## ENTRIES SHOWN:
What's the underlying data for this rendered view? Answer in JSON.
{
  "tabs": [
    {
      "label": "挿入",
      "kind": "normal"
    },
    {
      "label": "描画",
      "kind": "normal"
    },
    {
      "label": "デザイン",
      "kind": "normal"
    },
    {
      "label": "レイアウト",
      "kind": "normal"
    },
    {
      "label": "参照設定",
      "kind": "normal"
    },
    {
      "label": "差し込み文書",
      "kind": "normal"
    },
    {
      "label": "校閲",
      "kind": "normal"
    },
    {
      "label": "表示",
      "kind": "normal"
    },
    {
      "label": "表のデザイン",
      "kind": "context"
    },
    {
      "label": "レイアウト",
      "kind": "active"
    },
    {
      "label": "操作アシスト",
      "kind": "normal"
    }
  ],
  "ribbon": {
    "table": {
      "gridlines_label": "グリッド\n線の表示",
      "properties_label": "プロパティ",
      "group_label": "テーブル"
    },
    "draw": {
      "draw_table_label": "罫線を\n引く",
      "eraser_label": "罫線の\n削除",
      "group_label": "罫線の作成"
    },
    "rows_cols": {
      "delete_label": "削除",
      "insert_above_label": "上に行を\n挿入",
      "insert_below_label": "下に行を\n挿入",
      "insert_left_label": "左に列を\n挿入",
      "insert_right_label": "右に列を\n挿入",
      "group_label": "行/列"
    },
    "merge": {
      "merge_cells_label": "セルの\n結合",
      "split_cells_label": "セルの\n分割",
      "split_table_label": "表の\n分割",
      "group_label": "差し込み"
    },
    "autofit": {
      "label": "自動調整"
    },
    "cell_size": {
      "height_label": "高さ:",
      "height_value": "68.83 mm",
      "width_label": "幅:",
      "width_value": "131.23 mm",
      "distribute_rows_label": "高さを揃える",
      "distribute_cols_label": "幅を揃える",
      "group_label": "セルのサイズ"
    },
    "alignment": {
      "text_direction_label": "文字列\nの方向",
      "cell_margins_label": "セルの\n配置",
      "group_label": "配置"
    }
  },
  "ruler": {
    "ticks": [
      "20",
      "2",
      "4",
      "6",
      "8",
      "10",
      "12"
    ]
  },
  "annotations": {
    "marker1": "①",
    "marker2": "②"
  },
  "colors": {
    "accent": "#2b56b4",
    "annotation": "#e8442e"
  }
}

## YOUR GOAL:
Return every entry exactly as given.

## EXPECTED ANSWER:
What's the underlying data for this rendered view? Answer in JSON.
{
  "tabs": [
    {
      "label": "挿入",
      "kind": "normal"
    },
    {
      "label": "描画",
      "kind": "normal"
    },
    {
      "label": "デザイン",
      "kind": "normal"
    },
    {
      "label": "レイアウト",
      "kind": "normal"
    },
    {
      "label": "参照設定",
      "kind": "normal"
    },
    {
      "label": "差し込み文書",
      "kind": "normal"
    },
    {
      "label": "校閲",
      "kind": "normal"
    },
    {
      "label": "表示",
      "kind": "normal"
    },
    {
      "label": "表のデザイン",
      "kind": "context"
    },
    {
      "label": "レイアウト",
      "kind": "active"
    },
    {
      "label": "操作アシスト",
      "kind": "normal"
    }
  ],
  "ribbon": {
    "table": {
      "gridlines_label": "グリッド\n線の表示",
      "properties_label": "プロパティ",
      "group_label": "テーブル"
    },
    "draw": {
      "draw_table_label": "罫線を\n引く",
      "eraser_label": "罫線の\n削除",
      "group_label": "罫線の作成"
    },
    "rows_cols": {
      "delete_label": "削除",
      "insert_above_label": "上に行を\n挿入",
      "insert_below_label": "下に行を\n挿入",
      "insert_left_label": "左に列を\n挿入",
      "insert_right_label": "右に列を\n挿入",
      "group_label": "行/列"
    },
    "merge": {
      "merge_cells_label": "セルの\n結合",
      "split_cells_label": "セルの\n分割",
      "split_table_label": "表の\n分割",
      "group_label": "差し込み"
    },
    "autofit": {
      "label": "自動調整"
    },
    "cell_size": {
      "height_label": "高さ:",
      "height_value": "68.83 mm",
      "width_label": "幅:",
      "width_value": "131.23 mm",
      "distribute_rows_label": "高さを揃える",
      "distribute_cols_label": "幅を揃える",
      "group_label": "セルのサイズ"
    },
    "alignment": {
      "text_direction_label": "文字列\nの方向",
      "cell_margins_label": "セルの\n配置",
      "group_label": "配置"
    }
  },
  "ruler": {
    "ticks": [
      "20",
      "2",
      "4",
      "6",
      "8",
      "10",
      "12"
    ]
  },
  "annotations": {
    "marker1": "①",
    "marker2": "②"
  },
  "colors": {
    "accent": "#2b56b4",
    "annotation": "#e8442e"
  }
}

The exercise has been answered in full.